What is expected => Your task is to give the data again, exactly, with every line intact.

··· Records supplied ···

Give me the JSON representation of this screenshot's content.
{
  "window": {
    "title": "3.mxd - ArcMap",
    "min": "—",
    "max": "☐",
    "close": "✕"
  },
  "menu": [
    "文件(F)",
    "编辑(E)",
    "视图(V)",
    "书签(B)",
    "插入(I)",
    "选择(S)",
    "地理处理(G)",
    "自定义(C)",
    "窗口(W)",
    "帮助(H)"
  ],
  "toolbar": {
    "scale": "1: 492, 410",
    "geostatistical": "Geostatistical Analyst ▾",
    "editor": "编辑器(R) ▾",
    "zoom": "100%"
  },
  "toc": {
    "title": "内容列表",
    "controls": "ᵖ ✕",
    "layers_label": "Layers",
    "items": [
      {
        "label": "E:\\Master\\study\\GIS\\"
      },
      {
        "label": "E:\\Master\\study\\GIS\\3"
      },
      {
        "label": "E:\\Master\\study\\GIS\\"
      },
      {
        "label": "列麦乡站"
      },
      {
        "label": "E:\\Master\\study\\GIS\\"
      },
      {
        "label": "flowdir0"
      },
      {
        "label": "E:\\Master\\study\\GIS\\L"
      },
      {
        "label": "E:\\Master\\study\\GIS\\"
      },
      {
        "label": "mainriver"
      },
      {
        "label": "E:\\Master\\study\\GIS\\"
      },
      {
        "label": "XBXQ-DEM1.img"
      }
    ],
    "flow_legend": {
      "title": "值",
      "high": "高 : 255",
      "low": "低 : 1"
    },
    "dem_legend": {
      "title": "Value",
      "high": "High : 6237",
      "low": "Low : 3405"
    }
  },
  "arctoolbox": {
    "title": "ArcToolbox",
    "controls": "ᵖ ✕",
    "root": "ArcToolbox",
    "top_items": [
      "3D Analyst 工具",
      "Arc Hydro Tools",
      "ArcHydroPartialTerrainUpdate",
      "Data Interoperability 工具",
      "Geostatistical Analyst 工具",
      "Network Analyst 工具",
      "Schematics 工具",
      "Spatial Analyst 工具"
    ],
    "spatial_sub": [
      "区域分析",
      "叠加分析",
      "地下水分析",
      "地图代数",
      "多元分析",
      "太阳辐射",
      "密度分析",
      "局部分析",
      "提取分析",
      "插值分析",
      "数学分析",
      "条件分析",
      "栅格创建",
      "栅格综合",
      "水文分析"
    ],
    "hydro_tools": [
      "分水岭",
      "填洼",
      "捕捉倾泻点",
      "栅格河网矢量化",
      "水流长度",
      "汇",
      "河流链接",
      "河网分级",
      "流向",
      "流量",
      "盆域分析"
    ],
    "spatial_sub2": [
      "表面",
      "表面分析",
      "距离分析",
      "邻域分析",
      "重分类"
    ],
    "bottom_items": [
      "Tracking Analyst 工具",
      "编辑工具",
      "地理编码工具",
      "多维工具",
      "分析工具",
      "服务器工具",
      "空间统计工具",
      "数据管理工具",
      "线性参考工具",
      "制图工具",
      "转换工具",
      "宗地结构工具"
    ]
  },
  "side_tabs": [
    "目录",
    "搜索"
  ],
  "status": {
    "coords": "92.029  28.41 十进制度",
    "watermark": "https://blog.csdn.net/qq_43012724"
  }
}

···

Answer in full =>
Give me the JSON representation of this screenshot's content.
{
  "window": {
    "title": "3.mxd - ArcMap",
    "min": "—",
    "max": "☐",
    "close": "✕"
  },
  "menu": [
    "文件(F)",
    "编辑(E)",
    "视图(V)",
    "书签(B)",
    "插入(I)",
    "选择(S)",
    "地理处理(G)",
    "自定义(C)",
    "窗口(W)",
    "帮助(H)"
  ],
  "toolbar": {
    "scale": "1: 492, 410",
    "geostatistical": "Geostatistical Analyst ▾",
    "editor": "编辑器(R) ▾",
    "zoom": "100%"
  },
  "toc": {
    "title": "内容列表",
    "controls": "ᵖ ✕",
    "layers_label": "Layers",
    "items": [
      {
        "label": "E:\\Master\\study\\GIS\\"
      },
      {
        "label": "E:\\Master\\study\\GIS\\3"
      },
      {
        "label": "E:\\Master\\study\\GIS\\"
      },
      {
        "label": "列麦乡站"
      },
      {
        "label": "E:\\Master\\study\\GIS\\"
      },
      {
        "label": "flowdir0"
      },
      {
        "label": "E:\\Master\\study\\GIS\\L"
      },
      {
        "label": "E:\\Master\\study\\GIS\\"
      },
      {
        "label": "mainriver"
      },
      {
        "label": "E:\\Master\\study\\GIS\\"
      },
      {
        "label": "XBXQ-DEM1.img"
      }
    ],
    "flow_legend": {
      "title": "值",
      "high": "高 : 255",
      "low": "低 : 1"
    },
    "dem_legend": {
      "title": "Value",
      "high": "High : 6237",
      "low": "Low : 3405"
    }
  },
  "arctoolbox": {
    "title": "ArcToolbox",
    "controls": "ᵖ ✕",
    "root": "ArcToolbox",
    "top_items": [
      "3D Analyst 工具",
      "Arc Hydro Tools",
      "ArcHydroPartialTerrainUpdate",
      "Data Interoperability 工具",
      "Geostatistical Analyst 工具",
      "Network Analyst 工具",
      "Schematics 工具",
      "Spatial Analyst 工具"
    ],
    "spatial_sub": [
      "区域分析",
      "叠加分析",
      "地下水分析",
      "地图代数",
      "多元分析",
      "太阳辐射",
      "密度分析",
      "局部分析",
      "提取分析",
      "插值分析",
      "数学分析",
      "条件分析",
      "栅格创建",
      "栅格综合",
      "水文分析"
    ],
    "hydro_tools": [
      "分水岭",
      "填洼",
      "捕捉倾泻点",
      "栅格河网矢量化",
      "水流长度",
      "汇",
      "河流链接",
      "河网分级",
      "流向",
      "流量",
      "盆域分析"
    ],
    "spatial_sub2": [
      "表面",
      "表面分析",
      "距离分析",
      "邻域分析",
      "重分类"
    ],
    "bottom_items": [
      "Tracking Analyst 工具",
      "编辑工具",
      "地理编码工具",
      "多维工具",
      "分析工具",
      "服务器工具",
      "空间统计工具",
      "数据管理工具",
      "线性参考工具",
      "制图工具",
      "转换工具",
      "宗地结构工具"
    ]
  },
  "side_tabs": [
    "目录",
    "搜索"
  ],
  "status": {
    "coords": "92.029  28.41 十进制度",
    "watermark": "https://blog.csdn.net/qq_43012724"
  }
}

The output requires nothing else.